● Assigned task: Filter the records below down to lines containing "symptoms".

● Given data:

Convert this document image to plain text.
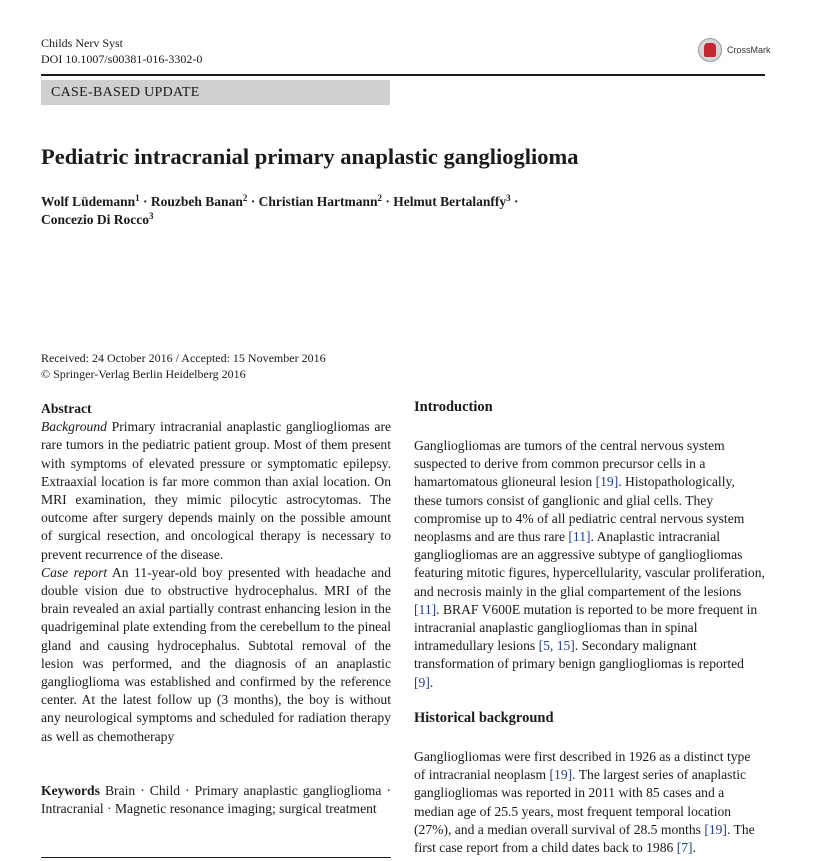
Childs Nerv Syst
DOI 10.1007/s00381-016-3302-0
CrossMark
CASE-BASED UPDATE
Pediatric intracranial primary anaplastic ganglioglioma
Wolf Lüdemann$^1$ · Rouzbeh Banan$^2$ · Christian Hartmann$^2$ · Helmut Bertalanffy$^3$ ·
Concezio Di Rocco$^3$
Received: 24 October 2016 / Accepted: 15 November 2016
© Springer-Verlag Berlin Heidelberg 2016
Abstract
Background Primary intracranial anaplastic gangliogliomas are rare tumors in the pediatric patient group. Most of them present with symptoms of elevated pressure or symptomatic epilepsy. Extraaxial location is far more common than axial location. On MRI examination, they mimic pilocytic astrocytomas. The outcome after surgery depends mainly on the possible amount of surgical resection, and oncological therapy is necessary to prevent recurrence of the disease.
Case report An 11-year-old boy presented with headache and double vision due to obstructive hydrocephalus. MRI of the brain revealed an axial partially contrast enhancing lesion in the quadrigeminal plate extending from the cerebellum to the pineal gland and causing hydrocephalus. Subtotal removal of the lesion was performed, and the diagnosis of an anaplastic ganglioglioma was established and confirmed by the reference center. At the latest follow up (3 months), the boy is without any neurological symptoms and scheduled for radiation therapy as well as chemotherapy
Keywords Brain · Child · Primary anaplastic ganglioglioma · Intracranial · Magnetic resonance imaging; surgical treatment
Introduction
Gangliogliomas are tumors of the central nervous system suspected to derive from common precursor cells in a hamartomatous glioneural lesion [19]. Histopathologically, these tumors consist of ganglionic and glial cells. They compromise up to 4% of all pediatric central nervous system neoplasms and are thus rare [11]. Anaplastic intracranial gangliogliomas are an aggressive subtype of gangliogliomas featuring mitotic figures, hypercellularity, vascular proliferation, and necrosis mainly in the glial compartement of the lesions [11]. BRAF V600E mutation is reported to be more frequent in intracranial anaplastic gangliogliomas than in spinal intramedullary lesions [5, 15]. Secondary malignant transformation of primary benign gangliogliomas is reported [9].
Historical background
Gangliogliomas were first described in 1926 as a distinct type of intracranial neoplasm [19]. The largest series of anaplastic gangliogliomas was reported in 2011 with 85 cases and a median age of 25.5 years, most frequent temporal location (27%), and a median overall survival of 28.5 months [19]. The first case report from a child dates back to 1986 [7].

● Output of the exercise:
Background Primary intracranial anaplastic gangliogliomas are rare tumors in the pediatric patient group. Most of them present with symptoms of elevated pressure or symptomatic epilepsy. Extraaxial location is far more common than axial location. On MRI examination, they mimic pilocytic astrocytomas. The outcome after surgery depends mainly on the possible amount of surgical resection, and oncological therapy is necessary to prevent recurrence of the disease.
Case report An 11-year-old boy presented with headache and double vision due to obstructive hydrocephalus. MRI of the brain revealed an axial partially contrast enhancing lesion in the quadrigeminal plate extending from the cerebellum to the pineal gland and causing hydrocephalus. Subtotal removal of the lesion was performed, and the diagnosis of an anaplastic ganglioglioma was established and confirmed by the reference center. At the latest follow up (3 months), the boy is without any neurological symptoms and scheduled for radiation therapy as well as chemotherapy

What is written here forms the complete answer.